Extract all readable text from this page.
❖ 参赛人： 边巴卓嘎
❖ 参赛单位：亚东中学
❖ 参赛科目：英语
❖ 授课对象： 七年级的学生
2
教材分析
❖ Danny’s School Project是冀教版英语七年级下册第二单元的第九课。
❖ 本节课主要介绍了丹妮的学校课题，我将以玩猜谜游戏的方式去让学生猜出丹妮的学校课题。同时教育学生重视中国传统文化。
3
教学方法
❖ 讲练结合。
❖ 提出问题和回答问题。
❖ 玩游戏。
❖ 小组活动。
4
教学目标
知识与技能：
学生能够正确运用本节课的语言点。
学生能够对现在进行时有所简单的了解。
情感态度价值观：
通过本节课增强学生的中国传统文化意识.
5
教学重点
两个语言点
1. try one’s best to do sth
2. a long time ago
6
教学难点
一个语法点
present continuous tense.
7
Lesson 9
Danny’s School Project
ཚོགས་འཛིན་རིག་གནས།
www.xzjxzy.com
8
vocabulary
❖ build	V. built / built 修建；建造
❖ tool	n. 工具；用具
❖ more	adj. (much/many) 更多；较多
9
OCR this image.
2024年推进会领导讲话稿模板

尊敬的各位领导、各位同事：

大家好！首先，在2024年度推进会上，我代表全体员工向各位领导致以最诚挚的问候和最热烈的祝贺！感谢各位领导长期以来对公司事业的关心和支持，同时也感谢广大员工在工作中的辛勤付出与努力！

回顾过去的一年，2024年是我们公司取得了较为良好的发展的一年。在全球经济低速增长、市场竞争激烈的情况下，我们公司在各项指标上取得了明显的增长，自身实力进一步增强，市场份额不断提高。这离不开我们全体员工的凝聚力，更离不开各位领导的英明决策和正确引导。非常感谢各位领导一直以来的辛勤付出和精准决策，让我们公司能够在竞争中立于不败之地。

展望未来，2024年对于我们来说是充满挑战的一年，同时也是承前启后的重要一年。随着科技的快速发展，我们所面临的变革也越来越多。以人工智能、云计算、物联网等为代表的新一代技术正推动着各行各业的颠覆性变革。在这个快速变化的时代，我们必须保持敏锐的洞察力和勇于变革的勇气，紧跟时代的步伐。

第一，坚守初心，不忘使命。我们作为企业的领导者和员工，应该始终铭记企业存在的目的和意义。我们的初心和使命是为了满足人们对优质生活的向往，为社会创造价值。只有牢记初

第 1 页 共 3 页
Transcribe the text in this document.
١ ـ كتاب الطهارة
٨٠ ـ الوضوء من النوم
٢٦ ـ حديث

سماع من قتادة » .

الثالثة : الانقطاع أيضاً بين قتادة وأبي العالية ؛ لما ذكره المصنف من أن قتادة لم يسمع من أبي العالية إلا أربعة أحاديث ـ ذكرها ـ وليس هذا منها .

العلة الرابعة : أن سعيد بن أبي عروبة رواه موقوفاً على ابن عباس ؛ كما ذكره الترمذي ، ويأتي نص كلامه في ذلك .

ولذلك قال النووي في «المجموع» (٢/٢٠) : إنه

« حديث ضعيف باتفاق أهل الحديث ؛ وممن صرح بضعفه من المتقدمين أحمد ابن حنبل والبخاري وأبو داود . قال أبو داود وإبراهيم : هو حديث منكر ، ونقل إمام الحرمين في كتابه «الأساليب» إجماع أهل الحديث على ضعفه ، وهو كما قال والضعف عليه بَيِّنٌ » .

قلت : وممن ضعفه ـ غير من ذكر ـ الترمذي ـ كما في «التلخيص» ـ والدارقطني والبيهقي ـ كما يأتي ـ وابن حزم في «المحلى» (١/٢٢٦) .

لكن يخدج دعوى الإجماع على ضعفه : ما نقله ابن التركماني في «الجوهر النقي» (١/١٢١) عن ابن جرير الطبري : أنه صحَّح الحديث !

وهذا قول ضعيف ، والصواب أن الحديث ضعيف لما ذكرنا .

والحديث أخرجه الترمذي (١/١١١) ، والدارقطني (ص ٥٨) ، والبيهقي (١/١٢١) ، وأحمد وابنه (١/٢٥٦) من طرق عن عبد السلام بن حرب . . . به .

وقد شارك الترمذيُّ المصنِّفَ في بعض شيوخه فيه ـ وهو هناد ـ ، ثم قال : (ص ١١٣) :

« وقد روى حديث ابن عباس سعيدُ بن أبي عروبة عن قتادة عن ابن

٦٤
◇ ◇ ◇
▶ Work to complete:
Retype all the records, matching them exactly.

▶ Exercise result:
Extract all readable text from this page.
❖ 参赛人： 边巴卓嘎
❖ 参赛单位：亚东中学
❖ 参赛科目：英语
❖ 授课对象： 七年级的学生
2
教材分析
❖ Danny’s School Project是冀教版英语七年级下册第二单元的第九课。
❖ 本节课主要介绍了丹妮的学校课题，我将以玩猜谜游戏的方式去让学生猜出丹妮的学校课题。同时教育学生重视中国传统文化。
3
教学方法
❖ 讲练结合。
❖ 提出问题和回答问题。
❖ 玩游戏。
❖ 小组活动。
4
教学目标
知识与技能：
学生能够正确运用本节课的语言点。
学生能够对现在进行时有所简单的了解。
情感态度价值观：
通过本节课增强学生的中国传统文化意识.
5
教学重点
两个语言点
1. try one’s best to do sth
2. a long time ago
6
教学难点
一个语法点
present continuous tense.
7
Lesson 9
Danny’s School Project
ཚོགས་འཛིན་རིག་གནས།
www.xzjxzy.com
8
vocabulary
❖ build	V. built / built 修建；建造
❖ tool	n. 工具；用具
❖ more	adj. (much/many) 更多；较多
9
OCR this image.
2024年推进会领导讲话稿模板

尊敬的各位领导、各位同事：

大家好！首先，在2024年度推进会上，我代表全体员工向各位领导致以最诚挚的问候和最热烈的祝贺！感谢各位领导长期以来对公司事业的关心和支持，同时也感谢广大员工在工作中的辛勤付出与努力！

回顾过去的一年，2024年是我们公司取得了较为良好的发展的一年。在全球经济低速增长、市场竞争激烈的情况下，我们公司在各项指标上取得了明显的增长，自身实力进一步增强，市场份额不断提高。这离不开我们全体员工的凝聚力，更离不开各位领导的英明决策和正确引导。非常感谢各位领导一直以来的辛勤付出和精准决策，让我们公司能够在竞争中立于不败之地。

展望未来，2024年对于我们来说是充满挑战的一年，同时也是承前启后的重要一年。随着科技的快速发展，我们所面临的变革也越来越多。以人工智能、云计算、物联网等为代表的新一代技术正推动着各行各业的颠覆性变革。在这个快速变化的时代，我们必须保持敏锐的洞察力和勇于变革的勇气，紧跟时代的步伐。

第一，坚守初心，不忘使命。我们作为企业的领导者和员工，应该始终铭记企业存在的目的和意义。我们的初心和使命是为了满足人们对优质生活的向往，为社会创造价值。只有牢记初

第 1 页 共 3 页
Transcribe the text in this document.
١ ـ كتاب الطهارة
٨٠ ـ الوضوء من النوم
٢٦ ـ حديث

سماع من قتادة » .

الثالثة : الانقطاع أيضاً بين قتادة وأبي العالية ؛ لما ذكره المصنف من أن قتادة لم يسمع من أبي العالية إلا أربعة أحاديث ـ ذكرها ـ وليس هذا منها .

العلة الرابعة : أن سعيد بن أبي عروبة رواه موقوفاً على ابن عباس ؛ كما ذكره الترمذي ، ويأتي نص كلامه في ذلك .

ولذلك قال النووي في «المجموع» (٢/٢٠) : إنه

« حديث ضعيف باتفاق أهل الحديث ؛ وممن صرح بضعفه من المتقدمين أحمد ابن حنبل والبخاري وأبو داود . قال أبو داود وإبراهيم : هو حديث منكر ، ونقل إمام الحرمين في كتابه «الأساليب» إجماع أهل الحديث على ضعفه ، وهو كما قال والضعف عليه بَيِّنٌ » .

قلت : وممن ضعفه ـ غير من ذكر ـ الترمذي ـ كما في «التلخيص» ـ والدارقطني والبيهقي ـ كما يأتي ـ وابن حزم في «المحلى» (١/٢٢٦) .

لكن يخدج دعوى الإجماع على ضعفه : ما نقله ابن التركماني في «الجوهر النقي» (١/١٢١) عن ابن جرير الطبري : أنه صحَّح الحديث !

وهذا قول ضعيف ، والصواب أن الحديث ضعيف لما ذكرنا .

والحديث أخرجه الترمذي (١/١١١) ، والدارقطني (ص ٥٨) ، والبيهقي (١/١٢١) ، وأحمد وابنه (١/٢٥٦) من طرق عن عبد السلام بن حرب . . . به .

وقد شارك الترمذيُّ المصنِّفَ في بعض شيوخه فيه ـ وهو هناد ـ ، ثم قال : (ص ١١٣) :

« وقد روى حديث ابن عباس سعيدُ بن أبي عروبة عن قتادة عن ابن

٦٤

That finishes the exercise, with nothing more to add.